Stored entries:
* start *
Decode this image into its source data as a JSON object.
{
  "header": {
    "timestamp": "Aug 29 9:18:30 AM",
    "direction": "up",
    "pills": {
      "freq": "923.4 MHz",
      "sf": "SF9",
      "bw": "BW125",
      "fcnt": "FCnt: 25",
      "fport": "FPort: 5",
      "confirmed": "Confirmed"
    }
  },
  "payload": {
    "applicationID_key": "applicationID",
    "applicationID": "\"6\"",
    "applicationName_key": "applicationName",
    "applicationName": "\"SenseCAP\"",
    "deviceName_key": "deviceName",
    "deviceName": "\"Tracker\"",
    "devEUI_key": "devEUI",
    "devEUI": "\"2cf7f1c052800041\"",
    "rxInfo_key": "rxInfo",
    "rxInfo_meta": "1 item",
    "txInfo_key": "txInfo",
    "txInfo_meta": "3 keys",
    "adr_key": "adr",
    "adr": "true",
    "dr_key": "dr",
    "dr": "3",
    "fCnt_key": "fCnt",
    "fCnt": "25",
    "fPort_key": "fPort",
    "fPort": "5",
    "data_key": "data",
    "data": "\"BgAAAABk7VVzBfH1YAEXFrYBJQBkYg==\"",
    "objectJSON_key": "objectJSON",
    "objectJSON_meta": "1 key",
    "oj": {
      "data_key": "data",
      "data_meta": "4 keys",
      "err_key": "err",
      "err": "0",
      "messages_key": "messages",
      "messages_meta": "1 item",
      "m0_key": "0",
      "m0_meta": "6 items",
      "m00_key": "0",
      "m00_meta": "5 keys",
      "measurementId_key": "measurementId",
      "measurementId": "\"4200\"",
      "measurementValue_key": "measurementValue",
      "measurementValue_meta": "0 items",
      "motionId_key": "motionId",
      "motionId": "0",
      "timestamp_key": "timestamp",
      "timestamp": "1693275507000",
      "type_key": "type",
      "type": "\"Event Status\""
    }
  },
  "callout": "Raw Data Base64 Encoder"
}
* end *
- WORK TO BE COMPLETED: The entries above must be returned in full, exactly as shown.

- CORRECT OUTPUT:
Decode this image into its source data as a JSON object.
{
  "header": {
    "timestamp": "Aug 29 9:18:30 AM",
    "direction": "up",
    "pills": {
      "freq": "923.4 MHz",
      "sf": "SF9",
      "bw": "BW125",
      "fcnt": "FCnt: 25",
      "fport": "FPort: 5",
      "confirmed": "Confirmed"
    }
  },
  "payload": {
    "applicationID_key": "applicationID",
    "applicationID": "\"6\"",
    "applicationName_key": "applicationName",
    "applicationName": "\"SenseCAP\"",
    "deviceName_key": "deviceName",
    "deviceName": "\"Tracker\"",
    "devEUI_key": "devEUI",
    "devEUI": "\"2cf7f1c052800041\"",
    "rxInfo_key": "rxInfo",
    "rxInfo_meta": "1 item",
    "txInfo_key": "txInfo",
    "txInfo_meta": "3 keys",
    "adr_key": "adr",
    "adr": "true",
    "dr_key": "dr",
    "dr": "3",
    "fCnt_key": "fCnt",
    "fCnt": "25",
    "fPort_key": "fPort",
    "fPort": "5",
    "data_key": "data",
    "data": "\"BgAAAABk7VVzBfH1YAEXFrYBJQBkYg==\"",
    "objectJSON_key": "objectJSON",
    "objectJSON_meta": "1 key",
    "oj": {
      "data_key": "data",
      "data_meta": "4 keys",
      "err_key": "err",
      "err": "0",
      "messages_key": "messages",
      "messages_meta": "1 item",
      "m0_key": "0",
      "m0_meta": "6 items",
      "m00_key": "0",
      "m00_meta": "5 keys",
      "measurementId_key": "measurementId",
      "measurementId": "\"4200\"",
      "measurementValue_key": "measurementValue",
      "measurementValue_meta": "0 items",
      "motionId_key": "motionId",
      "motionId": "0",
      "timestamp_key": "timestamp",
      "timestamp": "1693275507000",
      "type_key": "type",
      "type": "\"Event Status\""
    }
  },
  "callout": "Raw Data Base64 Encoder"
}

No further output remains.